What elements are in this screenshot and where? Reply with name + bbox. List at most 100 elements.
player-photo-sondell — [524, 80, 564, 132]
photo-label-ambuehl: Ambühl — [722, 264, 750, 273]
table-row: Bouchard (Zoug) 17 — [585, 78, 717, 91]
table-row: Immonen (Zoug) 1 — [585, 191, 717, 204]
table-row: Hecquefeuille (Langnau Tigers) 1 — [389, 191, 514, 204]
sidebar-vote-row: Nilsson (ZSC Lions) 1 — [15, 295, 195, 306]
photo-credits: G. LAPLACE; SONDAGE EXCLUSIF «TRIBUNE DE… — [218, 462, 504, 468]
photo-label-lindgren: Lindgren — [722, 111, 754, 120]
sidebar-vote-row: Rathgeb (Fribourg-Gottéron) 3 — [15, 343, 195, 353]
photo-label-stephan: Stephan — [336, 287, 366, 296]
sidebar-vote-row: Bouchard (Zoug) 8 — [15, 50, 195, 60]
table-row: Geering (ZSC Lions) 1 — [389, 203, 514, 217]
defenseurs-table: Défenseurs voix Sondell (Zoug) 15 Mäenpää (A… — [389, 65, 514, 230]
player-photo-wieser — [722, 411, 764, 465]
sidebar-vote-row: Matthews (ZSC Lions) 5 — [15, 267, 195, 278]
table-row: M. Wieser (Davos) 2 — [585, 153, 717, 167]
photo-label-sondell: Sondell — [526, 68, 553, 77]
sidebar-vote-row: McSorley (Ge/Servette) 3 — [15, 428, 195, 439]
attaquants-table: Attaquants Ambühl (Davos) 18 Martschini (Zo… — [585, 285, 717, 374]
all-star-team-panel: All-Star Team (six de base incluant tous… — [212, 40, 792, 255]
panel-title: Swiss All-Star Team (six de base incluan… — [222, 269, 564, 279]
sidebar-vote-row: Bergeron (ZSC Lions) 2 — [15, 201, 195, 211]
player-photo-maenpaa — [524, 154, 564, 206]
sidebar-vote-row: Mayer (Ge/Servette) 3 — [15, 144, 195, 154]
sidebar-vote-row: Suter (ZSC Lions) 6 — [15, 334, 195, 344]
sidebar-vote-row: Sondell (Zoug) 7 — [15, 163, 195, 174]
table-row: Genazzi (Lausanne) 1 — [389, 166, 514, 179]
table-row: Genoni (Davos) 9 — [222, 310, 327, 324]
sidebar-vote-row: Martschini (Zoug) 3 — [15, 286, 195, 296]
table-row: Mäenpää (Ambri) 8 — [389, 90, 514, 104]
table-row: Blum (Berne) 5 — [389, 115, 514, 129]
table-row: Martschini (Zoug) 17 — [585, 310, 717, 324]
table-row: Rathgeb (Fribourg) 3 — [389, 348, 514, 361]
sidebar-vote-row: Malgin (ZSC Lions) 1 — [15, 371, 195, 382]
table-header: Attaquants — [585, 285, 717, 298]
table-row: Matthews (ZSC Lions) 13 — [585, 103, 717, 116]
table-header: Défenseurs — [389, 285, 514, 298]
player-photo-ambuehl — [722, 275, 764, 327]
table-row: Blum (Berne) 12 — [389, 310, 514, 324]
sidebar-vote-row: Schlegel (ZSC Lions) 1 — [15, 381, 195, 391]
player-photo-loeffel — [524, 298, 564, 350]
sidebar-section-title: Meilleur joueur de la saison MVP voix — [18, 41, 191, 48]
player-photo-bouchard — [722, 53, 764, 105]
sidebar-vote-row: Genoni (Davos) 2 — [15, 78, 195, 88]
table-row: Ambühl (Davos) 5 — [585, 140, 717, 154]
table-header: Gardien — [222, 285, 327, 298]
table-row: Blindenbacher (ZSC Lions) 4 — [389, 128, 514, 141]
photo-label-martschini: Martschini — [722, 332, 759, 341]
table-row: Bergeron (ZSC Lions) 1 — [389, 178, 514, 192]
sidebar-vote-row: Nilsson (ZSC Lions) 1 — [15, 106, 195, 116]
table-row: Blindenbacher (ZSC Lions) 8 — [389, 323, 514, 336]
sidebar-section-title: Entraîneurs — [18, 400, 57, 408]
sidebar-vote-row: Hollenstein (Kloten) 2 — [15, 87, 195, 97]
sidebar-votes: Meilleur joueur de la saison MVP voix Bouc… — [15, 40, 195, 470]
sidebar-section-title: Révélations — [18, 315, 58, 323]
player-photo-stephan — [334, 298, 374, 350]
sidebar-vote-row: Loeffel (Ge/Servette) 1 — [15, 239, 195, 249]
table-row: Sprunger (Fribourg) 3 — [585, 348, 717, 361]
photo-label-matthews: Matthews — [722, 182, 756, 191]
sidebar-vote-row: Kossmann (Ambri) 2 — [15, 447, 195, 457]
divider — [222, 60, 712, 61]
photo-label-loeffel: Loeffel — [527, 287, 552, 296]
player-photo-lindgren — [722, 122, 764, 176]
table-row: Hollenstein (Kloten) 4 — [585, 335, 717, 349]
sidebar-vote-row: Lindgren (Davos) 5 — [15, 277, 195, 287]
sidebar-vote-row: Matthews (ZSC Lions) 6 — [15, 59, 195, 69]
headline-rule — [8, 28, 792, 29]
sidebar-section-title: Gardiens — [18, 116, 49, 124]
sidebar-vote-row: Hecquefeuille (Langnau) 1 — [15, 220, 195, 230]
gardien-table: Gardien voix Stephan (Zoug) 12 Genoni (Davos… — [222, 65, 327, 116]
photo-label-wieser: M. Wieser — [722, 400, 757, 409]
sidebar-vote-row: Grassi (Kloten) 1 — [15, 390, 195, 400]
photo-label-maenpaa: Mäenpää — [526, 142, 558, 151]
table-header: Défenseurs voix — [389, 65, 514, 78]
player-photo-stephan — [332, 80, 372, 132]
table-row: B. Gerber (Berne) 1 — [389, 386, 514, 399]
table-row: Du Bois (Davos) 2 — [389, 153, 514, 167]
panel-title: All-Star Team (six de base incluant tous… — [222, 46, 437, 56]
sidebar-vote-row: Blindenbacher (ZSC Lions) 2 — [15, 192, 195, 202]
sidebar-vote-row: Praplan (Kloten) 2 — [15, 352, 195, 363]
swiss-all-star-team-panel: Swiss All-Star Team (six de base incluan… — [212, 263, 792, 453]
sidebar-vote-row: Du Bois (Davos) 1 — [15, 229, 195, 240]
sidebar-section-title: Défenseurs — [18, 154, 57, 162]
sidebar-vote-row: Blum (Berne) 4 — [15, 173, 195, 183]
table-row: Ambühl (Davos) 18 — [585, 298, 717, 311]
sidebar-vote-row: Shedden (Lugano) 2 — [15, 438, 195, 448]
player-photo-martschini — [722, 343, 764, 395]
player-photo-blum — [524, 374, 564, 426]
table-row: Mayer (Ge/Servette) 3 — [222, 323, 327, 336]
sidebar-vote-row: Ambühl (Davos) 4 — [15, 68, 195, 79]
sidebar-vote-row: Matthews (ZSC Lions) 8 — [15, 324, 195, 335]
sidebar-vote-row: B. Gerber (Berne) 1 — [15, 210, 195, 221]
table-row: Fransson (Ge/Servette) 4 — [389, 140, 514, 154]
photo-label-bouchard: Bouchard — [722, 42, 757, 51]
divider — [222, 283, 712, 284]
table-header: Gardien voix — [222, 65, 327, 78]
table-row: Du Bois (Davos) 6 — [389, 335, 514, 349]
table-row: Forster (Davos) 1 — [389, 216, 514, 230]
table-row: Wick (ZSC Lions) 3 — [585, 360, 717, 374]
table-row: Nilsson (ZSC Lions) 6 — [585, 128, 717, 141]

---+---

## YOUR TASK
Transcribe the rows from the very first line up to and including the line that contains "table-row: Hecquefeuille (Langnau".

## ANSWER FOR THIS EXERCISE
What elements are in this screenshot and where? Reply with name + bbox. List at most 100 elements.
player-photo-sondell — [524, 80, 564, 132]
photo-label-ambuehl: Ambühl — [722, 264, 750, 273]
table-row: Bouchard (Zoug) 17 — [585, 78, 717, 91]
table-row: Immonen (Zoug) 1 — [585, 191, 717, 204]
table-row: Hecquefeuille (Langnau Tigers) 1 — [389, 191, 514, 204]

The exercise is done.